* Your task: Copy out each line that mentions the word "above".

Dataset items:

* * * * *

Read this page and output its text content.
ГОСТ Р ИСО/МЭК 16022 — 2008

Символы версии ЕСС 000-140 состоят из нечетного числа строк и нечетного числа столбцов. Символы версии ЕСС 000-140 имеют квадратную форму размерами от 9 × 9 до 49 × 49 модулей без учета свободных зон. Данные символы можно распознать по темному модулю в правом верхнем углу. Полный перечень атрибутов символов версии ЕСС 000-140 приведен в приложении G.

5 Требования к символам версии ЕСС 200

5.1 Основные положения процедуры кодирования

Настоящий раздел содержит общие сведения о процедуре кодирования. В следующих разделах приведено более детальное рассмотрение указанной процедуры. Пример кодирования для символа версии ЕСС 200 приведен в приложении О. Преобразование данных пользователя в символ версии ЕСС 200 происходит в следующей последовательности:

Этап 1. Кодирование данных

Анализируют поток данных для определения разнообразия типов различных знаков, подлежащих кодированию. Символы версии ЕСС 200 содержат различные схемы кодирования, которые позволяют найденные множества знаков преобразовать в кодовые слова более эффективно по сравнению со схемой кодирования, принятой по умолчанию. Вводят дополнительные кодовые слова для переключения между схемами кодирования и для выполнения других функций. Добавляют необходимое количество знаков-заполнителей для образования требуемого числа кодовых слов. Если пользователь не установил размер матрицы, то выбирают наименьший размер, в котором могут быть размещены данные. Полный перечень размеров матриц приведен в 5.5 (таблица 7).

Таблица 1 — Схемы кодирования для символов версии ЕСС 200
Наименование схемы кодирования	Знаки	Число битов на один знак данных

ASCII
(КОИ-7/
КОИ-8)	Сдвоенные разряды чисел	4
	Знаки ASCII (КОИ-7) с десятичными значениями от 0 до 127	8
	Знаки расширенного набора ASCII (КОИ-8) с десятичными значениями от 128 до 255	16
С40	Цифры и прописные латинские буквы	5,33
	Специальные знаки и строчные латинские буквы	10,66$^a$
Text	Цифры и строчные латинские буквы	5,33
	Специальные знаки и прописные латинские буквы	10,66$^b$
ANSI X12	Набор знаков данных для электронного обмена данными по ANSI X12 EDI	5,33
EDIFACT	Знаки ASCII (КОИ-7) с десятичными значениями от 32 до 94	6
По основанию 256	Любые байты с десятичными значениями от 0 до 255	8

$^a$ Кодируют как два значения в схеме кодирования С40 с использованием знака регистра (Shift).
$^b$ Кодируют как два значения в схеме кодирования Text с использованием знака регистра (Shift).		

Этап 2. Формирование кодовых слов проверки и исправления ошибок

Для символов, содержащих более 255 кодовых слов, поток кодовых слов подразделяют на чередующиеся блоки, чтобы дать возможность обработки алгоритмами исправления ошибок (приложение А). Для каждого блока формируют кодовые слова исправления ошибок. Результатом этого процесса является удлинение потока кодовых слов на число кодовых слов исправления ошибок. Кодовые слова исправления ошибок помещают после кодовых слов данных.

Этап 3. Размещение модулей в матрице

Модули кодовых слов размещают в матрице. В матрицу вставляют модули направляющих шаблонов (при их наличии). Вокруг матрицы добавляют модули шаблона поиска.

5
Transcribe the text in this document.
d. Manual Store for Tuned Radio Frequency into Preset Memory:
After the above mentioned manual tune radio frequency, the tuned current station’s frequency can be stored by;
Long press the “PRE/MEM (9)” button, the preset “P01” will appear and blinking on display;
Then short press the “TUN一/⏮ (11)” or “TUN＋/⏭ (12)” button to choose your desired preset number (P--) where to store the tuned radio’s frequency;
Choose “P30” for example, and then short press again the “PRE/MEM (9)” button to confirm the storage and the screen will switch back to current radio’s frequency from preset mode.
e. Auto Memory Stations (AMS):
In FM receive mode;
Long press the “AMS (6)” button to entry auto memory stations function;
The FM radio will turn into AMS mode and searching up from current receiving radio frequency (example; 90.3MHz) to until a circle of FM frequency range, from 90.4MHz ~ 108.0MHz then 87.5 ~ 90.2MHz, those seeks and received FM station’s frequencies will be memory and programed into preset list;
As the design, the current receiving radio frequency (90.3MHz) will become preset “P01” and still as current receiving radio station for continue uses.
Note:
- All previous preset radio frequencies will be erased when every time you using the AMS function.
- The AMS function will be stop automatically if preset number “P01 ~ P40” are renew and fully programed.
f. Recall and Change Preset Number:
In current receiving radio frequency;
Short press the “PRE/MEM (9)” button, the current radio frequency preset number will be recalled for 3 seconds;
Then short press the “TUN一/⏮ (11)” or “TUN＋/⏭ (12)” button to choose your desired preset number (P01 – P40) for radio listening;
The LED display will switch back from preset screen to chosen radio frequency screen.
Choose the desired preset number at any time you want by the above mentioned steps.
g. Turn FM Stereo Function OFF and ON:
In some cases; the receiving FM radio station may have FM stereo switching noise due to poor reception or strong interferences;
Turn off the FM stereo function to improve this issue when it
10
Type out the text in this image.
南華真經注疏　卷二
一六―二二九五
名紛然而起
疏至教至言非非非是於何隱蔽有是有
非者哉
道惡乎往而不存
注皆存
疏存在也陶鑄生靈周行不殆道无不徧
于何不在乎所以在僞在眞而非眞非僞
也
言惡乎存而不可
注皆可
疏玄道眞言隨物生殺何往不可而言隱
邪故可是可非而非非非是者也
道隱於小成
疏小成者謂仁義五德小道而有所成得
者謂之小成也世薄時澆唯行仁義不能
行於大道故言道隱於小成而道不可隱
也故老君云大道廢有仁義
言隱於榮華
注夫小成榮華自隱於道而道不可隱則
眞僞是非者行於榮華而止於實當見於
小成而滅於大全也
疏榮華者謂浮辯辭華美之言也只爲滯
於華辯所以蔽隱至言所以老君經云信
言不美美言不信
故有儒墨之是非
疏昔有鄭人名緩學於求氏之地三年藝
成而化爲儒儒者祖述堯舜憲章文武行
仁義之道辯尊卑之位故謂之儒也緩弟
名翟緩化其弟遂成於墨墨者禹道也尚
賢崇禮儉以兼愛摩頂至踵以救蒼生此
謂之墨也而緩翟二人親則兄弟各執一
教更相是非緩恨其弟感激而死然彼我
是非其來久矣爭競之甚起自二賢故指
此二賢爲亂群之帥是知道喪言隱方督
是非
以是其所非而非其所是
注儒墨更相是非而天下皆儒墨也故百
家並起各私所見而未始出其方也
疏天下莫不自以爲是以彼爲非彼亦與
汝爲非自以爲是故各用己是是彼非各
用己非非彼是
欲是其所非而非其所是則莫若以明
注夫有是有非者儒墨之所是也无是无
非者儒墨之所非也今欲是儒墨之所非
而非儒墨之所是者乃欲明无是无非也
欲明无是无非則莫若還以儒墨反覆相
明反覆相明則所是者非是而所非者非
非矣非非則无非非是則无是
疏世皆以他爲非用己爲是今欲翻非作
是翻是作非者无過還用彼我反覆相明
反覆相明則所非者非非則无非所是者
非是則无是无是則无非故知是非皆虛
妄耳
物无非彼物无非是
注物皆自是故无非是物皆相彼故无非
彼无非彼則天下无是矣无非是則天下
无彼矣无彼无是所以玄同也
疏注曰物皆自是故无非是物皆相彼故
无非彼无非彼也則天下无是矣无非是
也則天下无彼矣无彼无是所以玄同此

* * * * *

* Task response:
After the above mentioned manual tune radio frequency, the tuned current station’s frequency can be stored by;
Choose the desired preset number at any time you want by the above mentioned steps.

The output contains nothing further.